Exercise >> Every record must be transcribed in its entirety, apart from the images, which are to be omitted.

┌─ Data to examine

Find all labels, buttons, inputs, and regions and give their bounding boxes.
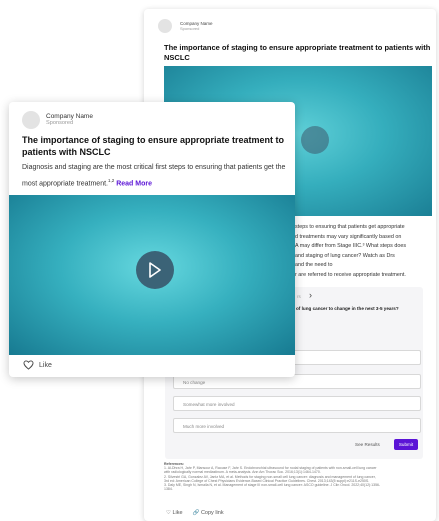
video-player[interactable] <box>9 195 295 355</box>
heart-icon: ♡ <box>166 510 171 516</box>
submit-button[interactable]: Submit <box>394 439 418 450</box>
body-line: A may differ from Stage IIIC.³ What step… <box>295 243 407 249</box>
ad-title: The importance of staging to ensure appr… <box>164 43 431 62</box>
play-icon <box>149 262 161 278</box>
play-icon[interactable] <box>301 126 329 154</box>
body-line: and the need to <box>295 262 333 268</box>
description-text: Diagnosis and staging are the most criti… <box>22 164 286 188</box>
poll-option-much-more[interactable]: Much more involved <box>173 418 421 433</box>
copy-link-label: Copy link <box>200 510 224 516</box>
reference-line: 1384. <box>164 487 173 492</box>
play-button[interactable] <box>136 251 174 289</box>
like-button[interactable]: Like <box>23 360 52 370</box>
like-label: Like <box>172 510 183 516</box>
body-line: steps to ensuring that patients get appr… <box>295 224 405 230</box>
front-ad-card: Company Name Sponsored The importance of… <box>9 102 295 377</box>
read-more-link[interactable]: Read More <box>116 180 152 187</box>
poll-question: of lung cancer to change in the next 3-5… <box>296 306 399 311</box>
chevron-right-icon[interactable]: › <box>309 290 312 300</box>
avatar[interactable] <box>158 19 172 33</box>
see-results-link[interactable]: See Results <box>355 442 380 447</box>
link-icon: 🔗 <box>192 510 200 516</box>
body-line: and staging of lung cancer? Watch as Drs <box>295 252 395 259</box>
citation-superscript: 1,2 <box>108 178 115 183</box>
ad-title: The importance of staging to ensure appr… <box>22 135 285 157</box>
back-card-actions: ♡ Like 🔗 Copy link <box>166 510 224 516</box>
poll-prefix: rs <box>297 294 301 299</box>
option-label: No change <box>183 380 206 385</box>
like-button[interactable]: ♡ Like <box>166 510 183 516</box>
option-label: Somewhat more involved <box>183 402 235 407</box>
like-label: Like <box>39 361 52 369</box>
sponsored-label: Sponsored <box>46 120 74 126</box>
back-card-header: Company Name Sponsored <box>158 19 213 33</box>
ad-body-text: steps to ensuring that patients get appr… <box>295 223 433 280</box>
poll-option-somewhat-more[interactable]: Somewhat more involved <box>173 396 421 411</box>
front-card-header: Company Name Sponsored <box>22 111 93 129</box>
copy-link-button[interactable]: 🔗 Copy link <box>193 510 224 516</box>
references: References: 1. Al-Dhra H, Jahr P, Mansou… <box>164 462 426 491</box>
company-name[interactable]: Company Name <box>46 113 93 120</box>
sponsored-label: Sponsored <box>180 26 200 31</box>
body-line: r are referred to receive appropriate tr… <box>295 271 406 278</box>
body-line: d treatments may vary significantly base… <box>295 233 402 240</box>
ad-description: Diagnosis and staging are the most criti… <box>22 161 292 190</box>
heart-icon <box>23 360 34 370</box>
avatar[interactable] <box>22 111 40 129</box>
option-label: Much more involved <box>183 424 225 429</box>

└─

The answer >>
Find all labels, buttons, inputs, and regions and give their bounding boxes.
video-player[interactable] <box>9 195 295 355</box>
heart-icon: ♡ <box>166 510 171 516</box>
submit-button[interactable]: Submit <box>394 439 418 450</box>
body-line: A may differ from Stage IIIC.³ What step… <box>295 243 407 249</box>
ad-title: The importance of staging to ensure appr… <box>164 43 431 62</box>
play-icon <box>149 262 161 278</box>
play-icon[interactable] <box>301 126 329 154</box>
body-line: and the need to <box>295 262 333 268</box>
description-text: Diagnosis and staging are the most criti… <box>22 164 286 188</box>
poll-option-much-more[interactable]: Much more involved <box>173 418 421 433</box>
copy-link-label: Copy link <box>200 510 224 516</box>
reference-line: 1384. <box>164 487 173 492</box>
play-button[interactable] <box>136 251 174 289</box>
like-button[interactable]: Like <box>23 360 52 370</box>
like-label: Like <box>172 510 183 516</box>
body-line: steps to ensuring that patients get appr… <box>295 224 405 230</box>
front-ad-card: Company Name Sponsored The importance of… <box>9 102 295 377</box>
read-more-link[interactable]: Read More <box>116 180 152 187</box>
poll-question: of lung cancer to change in the next 3-5… <box>296 306 399 311</box>
chevron-right-icon[interactable]: › <box>309 290 312 300</box>
avatar[interactable] <box>158 19 172 33</box>
see-results-link[interactable]: See Results <box>355 442 380 447</box>
link-icon: 🔗 <box>192 510 200 516</box>
body-line: and staging of lung cancer? Watch as Drs <box>295 252 395 259</box>
citation-superscript: 1,2 <box>108 178 115 183</box>
ad-title: The importance of staging to ensure appr… <box>22 135 285 157</box>
back-card-actions: ♡ Like 🔗 Copy link <box>166 510 224 516</box>
poll-prefix: rs <box>297 294 301 299</box>
option-label: No change <box>183 380 206 385</box>
like-button[interactable]: ♡ Like <box>166 510 183 516</box>
option-label: Somewhat more involved <box>183 402 235 407</box>
like-label: Like <box>39 361 52 369</box>
sponsored-label: Sponsored <box>46 120 74 126</box>
back-card-header: Company Name Sponsored <box>158 19 213 33</box>
ad-body-text: steps to ensuring that patients get appr… <box>295 223 433 280</box>
poll-option-somewhat-more[interactable]: Somewhat more involved <box>173 396 421 411</box>
front-card-header: Company Name Sponsored <box>22 111 93 129</box>
copy-link-button[interactable]: 🔗 Copy link <box>193 510 224 516</box>
references: References: 1. Al-Dhra H, Jahr P, Mansou… <box>164 462 426 491</box>
company-name[interactable]: Company Name <box>46 113 93 120</box>
sponsored-label: Sponsored <box>180 26 200 31</box>
body-line: r are referred to receive appropriate tr… <box>295 271 406 278</box>
body-line: d treatments may vary significantly base… <box>295 233 402 240</box>
ad-description: Diagnosis and staging are the most criti… <box>22 161 292 190</box>
heart-icon <box>23 360 34 370</box>
avatar[interactable] <box>22 111 40 129</box>
option-label: Much more involved <box>183 424 225 429</box>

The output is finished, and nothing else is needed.